EXERCISE INSTRUCTIONS >>
Quote each record exactly, please, leaving none out.

[Records contained in a dataset]
_ _ _ _ _ _ _

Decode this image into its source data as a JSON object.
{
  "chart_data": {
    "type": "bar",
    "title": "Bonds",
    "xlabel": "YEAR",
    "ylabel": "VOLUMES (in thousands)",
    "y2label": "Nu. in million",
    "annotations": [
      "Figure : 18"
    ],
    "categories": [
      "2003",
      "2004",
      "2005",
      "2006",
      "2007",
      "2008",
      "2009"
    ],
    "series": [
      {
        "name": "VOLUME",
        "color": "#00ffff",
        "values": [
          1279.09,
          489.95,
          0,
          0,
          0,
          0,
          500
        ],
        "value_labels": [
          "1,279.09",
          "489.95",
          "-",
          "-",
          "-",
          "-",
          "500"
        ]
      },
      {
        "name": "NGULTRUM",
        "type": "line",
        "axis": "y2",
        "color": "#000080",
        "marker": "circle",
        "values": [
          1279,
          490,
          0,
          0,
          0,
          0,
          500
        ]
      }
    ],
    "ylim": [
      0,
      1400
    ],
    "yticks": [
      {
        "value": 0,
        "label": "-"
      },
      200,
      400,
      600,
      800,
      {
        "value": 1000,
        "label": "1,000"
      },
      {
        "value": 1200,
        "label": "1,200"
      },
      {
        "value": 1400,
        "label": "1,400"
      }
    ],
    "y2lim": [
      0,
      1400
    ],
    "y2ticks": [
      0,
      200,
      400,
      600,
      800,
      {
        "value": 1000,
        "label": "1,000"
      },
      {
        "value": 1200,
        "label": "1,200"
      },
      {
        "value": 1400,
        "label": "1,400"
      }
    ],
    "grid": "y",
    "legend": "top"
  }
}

_ _ _ _ _ _ _

ANSWER >>
Decode this image into its source data as a JSON object.
{
  "chart_data": {
    "type": "bar",
    "title": "Bonds",
    "xlabel": "YEAR",
    "ylabel": "VOLUMES (in thousands)",
    "y2label": "Nu. in million",
    "annotations": [
      "Figure : 18"
    ],
    "categories": [
      "2003",
      "2004",
      "2005",
      "2006",
      "2007",
      "2008",
      "2009"
    ],
    "series": [
      {
        "name": "VOLUME",
        "color": "#00ffff",
        "values": [
          1279.09,
          489.95,
          0,
          0,
          0,
          0,
          500
        ],
        "value_labels": [
          "1,279.09",
          "489.95",
          "-",
          "-",
          "-",
          "-",
          "500"
        ]
      },
      {
        "name": "NGULTRUM",
        "type": "line",
        "axis": "y2",
        "color": "#000080",
        "marker": "circle",
        "values": [
          1279,
          490,
          0,
          0,
          0,
          0,
          500
        ]
      }
    ],
    "ylim": [
      0,
      1400
    ],
    "yticks": [
      {
        "value": 0,
        "label": "-"
      },
      200,
      400,
      600,
      800,
      {
        "value": 1000,
        "label": "1,000"
      },
      {
        "value": 1200,
        "label": "1,200"
      },
      {
        "value": 1400,
        "label": "1,400"
      }
    ],
    "y2lim": [
      0,
      1400
    ],
    "y2ticks": [
      0,
      200,
      400,
      600,
      800,
      {
        "value": 1000,
        "label": "1,000"
      },
      {
        "value": 1200,
        "label": "1,200"
      },
      {
        "value": 1400,
        "label": "1,400"
      }
    ],
    "grid": "y",
    "legend": "top"
  }
}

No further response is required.